**Task requirements**
Collect each line of the entries that holds the string "JSON".

[begin Dataset rows]

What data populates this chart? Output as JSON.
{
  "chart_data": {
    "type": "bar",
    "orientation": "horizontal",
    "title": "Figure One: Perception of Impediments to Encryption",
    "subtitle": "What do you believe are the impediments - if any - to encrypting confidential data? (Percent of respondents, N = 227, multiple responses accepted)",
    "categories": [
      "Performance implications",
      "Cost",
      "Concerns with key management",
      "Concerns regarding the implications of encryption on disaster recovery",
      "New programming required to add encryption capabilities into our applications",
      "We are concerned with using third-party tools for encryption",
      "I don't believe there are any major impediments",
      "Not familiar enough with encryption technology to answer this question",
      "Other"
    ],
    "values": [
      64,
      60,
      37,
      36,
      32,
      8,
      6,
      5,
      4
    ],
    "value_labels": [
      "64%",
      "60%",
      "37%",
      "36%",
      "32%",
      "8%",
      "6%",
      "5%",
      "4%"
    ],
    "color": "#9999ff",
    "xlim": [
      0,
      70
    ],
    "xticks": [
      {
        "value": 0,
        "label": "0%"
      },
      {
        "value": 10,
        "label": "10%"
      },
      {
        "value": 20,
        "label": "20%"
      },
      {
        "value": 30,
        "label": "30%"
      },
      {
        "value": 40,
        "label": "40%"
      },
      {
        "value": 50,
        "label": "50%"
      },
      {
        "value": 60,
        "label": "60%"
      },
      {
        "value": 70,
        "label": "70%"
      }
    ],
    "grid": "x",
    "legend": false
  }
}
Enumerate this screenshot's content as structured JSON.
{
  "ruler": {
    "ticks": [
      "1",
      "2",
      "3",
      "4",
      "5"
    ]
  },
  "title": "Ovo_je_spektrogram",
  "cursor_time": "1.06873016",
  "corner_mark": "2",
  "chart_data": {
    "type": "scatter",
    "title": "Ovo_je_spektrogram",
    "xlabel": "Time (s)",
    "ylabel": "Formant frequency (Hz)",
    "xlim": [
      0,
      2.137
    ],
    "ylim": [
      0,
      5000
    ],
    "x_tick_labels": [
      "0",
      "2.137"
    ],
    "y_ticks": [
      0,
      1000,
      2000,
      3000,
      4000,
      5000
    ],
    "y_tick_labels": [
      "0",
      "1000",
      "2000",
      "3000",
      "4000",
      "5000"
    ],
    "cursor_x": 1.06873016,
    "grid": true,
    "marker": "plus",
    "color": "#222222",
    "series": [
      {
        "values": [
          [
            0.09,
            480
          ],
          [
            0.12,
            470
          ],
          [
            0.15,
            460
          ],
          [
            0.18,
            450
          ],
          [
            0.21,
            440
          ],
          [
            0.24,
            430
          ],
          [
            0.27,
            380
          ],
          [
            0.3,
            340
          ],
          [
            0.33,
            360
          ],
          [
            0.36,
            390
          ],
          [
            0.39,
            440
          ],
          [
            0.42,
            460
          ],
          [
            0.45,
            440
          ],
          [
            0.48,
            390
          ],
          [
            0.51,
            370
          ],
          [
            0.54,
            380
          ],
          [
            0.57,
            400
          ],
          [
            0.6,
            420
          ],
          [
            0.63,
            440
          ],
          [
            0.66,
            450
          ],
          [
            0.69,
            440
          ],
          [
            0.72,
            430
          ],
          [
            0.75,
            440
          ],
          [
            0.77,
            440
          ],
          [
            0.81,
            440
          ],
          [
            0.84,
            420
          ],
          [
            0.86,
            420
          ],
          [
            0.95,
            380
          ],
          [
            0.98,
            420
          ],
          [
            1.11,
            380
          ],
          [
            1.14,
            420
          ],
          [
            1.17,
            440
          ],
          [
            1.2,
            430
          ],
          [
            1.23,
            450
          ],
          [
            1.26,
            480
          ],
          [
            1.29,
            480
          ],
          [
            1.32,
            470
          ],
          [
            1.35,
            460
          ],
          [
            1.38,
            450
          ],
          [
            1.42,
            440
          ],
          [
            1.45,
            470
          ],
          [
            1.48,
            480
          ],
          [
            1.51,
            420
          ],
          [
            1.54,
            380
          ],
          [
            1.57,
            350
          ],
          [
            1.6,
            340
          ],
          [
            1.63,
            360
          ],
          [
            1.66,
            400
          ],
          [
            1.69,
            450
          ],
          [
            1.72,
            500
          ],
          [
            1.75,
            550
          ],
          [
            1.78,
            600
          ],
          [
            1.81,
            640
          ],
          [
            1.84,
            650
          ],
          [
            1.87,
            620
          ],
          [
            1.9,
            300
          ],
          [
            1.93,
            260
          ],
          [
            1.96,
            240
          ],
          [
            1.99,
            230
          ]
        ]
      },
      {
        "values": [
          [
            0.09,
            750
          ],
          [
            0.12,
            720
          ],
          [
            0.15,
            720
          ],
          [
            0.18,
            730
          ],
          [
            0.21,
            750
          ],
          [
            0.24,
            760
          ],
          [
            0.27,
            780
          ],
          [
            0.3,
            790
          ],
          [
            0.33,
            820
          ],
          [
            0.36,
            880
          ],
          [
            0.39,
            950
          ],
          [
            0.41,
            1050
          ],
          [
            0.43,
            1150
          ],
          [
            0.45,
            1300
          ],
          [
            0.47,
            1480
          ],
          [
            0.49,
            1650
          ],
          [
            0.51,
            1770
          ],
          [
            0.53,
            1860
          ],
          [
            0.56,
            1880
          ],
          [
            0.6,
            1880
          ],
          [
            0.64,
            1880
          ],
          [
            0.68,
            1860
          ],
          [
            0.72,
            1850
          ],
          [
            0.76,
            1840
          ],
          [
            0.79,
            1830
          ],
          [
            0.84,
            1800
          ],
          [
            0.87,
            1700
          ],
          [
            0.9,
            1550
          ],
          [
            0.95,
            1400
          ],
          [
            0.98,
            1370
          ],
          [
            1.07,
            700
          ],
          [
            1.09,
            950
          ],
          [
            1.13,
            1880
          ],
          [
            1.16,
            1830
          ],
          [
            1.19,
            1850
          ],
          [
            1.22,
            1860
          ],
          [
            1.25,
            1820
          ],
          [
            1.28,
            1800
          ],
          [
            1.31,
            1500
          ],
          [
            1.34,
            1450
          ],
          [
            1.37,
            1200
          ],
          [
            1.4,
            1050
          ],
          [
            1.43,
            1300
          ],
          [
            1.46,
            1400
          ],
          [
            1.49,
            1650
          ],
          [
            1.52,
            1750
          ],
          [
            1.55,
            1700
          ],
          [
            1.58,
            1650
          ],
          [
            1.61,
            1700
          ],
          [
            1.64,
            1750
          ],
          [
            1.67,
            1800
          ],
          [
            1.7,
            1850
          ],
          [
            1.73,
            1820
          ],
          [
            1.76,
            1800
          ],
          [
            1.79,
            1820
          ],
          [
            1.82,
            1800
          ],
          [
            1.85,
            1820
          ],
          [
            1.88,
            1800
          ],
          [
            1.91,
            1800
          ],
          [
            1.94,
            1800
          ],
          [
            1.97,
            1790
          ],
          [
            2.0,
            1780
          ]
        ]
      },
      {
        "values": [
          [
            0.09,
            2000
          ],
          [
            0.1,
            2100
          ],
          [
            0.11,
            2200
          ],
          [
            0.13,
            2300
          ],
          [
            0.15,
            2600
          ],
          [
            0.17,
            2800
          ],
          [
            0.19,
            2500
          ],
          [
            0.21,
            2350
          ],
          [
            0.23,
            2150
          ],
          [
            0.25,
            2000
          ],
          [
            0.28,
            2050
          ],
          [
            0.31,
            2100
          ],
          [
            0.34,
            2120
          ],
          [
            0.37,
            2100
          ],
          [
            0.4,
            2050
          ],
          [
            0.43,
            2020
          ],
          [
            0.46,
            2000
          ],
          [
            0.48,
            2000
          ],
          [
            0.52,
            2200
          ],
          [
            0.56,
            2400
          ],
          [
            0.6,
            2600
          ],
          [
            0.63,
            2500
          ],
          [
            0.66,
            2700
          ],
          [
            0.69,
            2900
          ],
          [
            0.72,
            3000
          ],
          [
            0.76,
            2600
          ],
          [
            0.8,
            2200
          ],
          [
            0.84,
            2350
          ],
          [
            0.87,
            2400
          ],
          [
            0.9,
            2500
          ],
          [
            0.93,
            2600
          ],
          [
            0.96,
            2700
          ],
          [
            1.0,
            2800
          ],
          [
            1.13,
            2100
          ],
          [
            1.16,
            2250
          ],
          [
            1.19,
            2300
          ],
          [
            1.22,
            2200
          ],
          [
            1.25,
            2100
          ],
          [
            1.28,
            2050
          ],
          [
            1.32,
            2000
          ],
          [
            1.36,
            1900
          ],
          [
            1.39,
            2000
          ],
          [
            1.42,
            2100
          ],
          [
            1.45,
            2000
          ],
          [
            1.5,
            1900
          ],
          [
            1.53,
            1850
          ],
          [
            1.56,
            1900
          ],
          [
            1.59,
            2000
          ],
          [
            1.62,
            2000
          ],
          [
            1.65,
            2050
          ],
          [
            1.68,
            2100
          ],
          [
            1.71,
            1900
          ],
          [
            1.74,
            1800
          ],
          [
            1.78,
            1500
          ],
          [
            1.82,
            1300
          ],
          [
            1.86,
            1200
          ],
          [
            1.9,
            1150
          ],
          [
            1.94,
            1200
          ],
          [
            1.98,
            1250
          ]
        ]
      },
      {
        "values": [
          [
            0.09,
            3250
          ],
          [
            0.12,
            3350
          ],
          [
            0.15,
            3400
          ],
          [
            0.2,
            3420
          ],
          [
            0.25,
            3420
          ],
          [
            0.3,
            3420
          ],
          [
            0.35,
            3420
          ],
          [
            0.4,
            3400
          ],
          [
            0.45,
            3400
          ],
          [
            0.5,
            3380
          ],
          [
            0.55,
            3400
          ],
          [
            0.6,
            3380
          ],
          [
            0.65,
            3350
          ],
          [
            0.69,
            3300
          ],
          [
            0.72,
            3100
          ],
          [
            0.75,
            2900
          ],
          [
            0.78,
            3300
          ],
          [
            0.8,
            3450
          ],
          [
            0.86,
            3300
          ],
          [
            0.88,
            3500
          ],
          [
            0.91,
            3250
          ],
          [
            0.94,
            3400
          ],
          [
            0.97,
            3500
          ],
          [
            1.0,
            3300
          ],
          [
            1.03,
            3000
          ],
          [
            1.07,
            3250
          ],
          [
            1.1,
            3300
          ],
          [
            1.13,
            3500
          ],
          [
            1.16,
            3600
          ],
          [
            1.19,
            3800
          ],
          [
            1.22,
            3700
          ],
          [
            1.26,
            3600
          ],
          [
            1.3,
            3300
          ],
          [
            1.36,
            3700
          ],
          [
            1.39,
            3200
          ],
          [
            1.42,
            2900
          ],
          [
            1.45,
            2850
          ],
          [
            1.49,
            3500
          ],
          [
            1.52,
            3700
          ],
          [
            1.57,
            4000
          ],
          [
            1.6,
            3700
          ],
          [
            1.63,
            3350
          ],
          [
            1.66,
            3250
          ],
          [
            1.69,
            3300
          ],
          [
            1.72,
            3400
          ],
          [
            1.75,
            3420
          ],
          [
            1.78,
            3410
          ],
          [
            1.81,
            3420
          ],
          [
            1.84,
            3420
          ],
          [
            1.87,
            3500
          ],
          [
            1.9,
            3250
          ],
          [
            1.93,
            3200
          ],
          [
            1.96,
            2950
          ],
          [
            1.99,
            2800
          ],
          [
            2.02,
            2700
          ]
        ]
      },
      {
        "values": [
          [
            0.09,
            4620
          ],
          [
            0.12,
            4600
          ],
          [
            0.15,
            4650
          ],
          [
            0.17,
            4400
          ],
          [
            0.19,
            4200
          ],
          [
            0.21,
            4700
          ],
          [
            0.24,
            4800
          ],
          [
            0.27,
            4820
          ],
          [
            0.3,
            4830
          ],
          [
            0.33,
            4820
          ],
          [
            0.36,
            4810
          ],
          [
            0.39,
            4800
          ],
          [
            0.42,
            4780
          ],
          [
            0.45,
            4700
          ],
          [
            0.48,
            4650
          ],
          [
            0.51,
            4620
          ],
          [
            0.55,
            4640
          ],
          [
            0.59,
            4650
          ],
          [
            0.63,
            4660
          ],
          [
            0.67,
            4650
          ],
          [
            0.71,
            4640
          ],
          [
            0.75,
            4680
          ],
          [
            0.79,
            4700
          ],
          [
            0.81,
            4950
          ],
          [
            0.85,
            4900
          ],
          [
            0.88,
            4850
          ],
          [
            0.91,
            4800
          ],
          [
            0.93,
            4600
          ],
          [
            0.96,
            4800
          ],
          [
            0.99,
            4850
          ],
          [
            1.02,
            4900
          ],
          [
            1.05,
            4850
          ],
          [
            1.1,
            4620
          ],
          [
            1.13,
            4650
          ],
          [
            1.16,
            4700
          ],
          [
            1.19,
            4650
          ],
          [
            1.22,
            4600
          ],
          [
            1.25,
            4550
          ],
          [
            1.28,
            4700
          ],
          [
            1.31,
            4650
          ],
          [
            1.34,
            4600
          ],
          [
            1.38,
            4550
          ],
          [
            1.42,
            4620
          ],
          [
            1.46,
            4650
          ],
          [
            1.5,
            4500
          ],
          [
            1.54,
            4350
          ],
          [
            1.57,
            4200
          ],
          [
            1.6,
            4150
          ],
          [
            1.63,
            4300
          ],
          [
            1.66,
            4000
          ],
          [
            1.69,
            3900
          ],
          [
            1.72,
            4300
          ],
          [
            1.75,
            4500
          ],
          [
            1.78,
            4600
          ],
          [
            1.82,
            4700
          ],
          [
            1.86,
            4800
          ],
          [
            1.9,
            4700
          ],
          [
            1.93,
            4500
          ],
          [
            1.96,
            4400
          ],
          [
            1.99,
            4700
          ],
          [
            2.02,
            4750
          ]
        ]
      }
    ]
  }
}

[end Dataset rows]

**Solution to the exercise**
What data populates this chart? Output as JSON.
Enumerate this screenshot's content as structured JSON.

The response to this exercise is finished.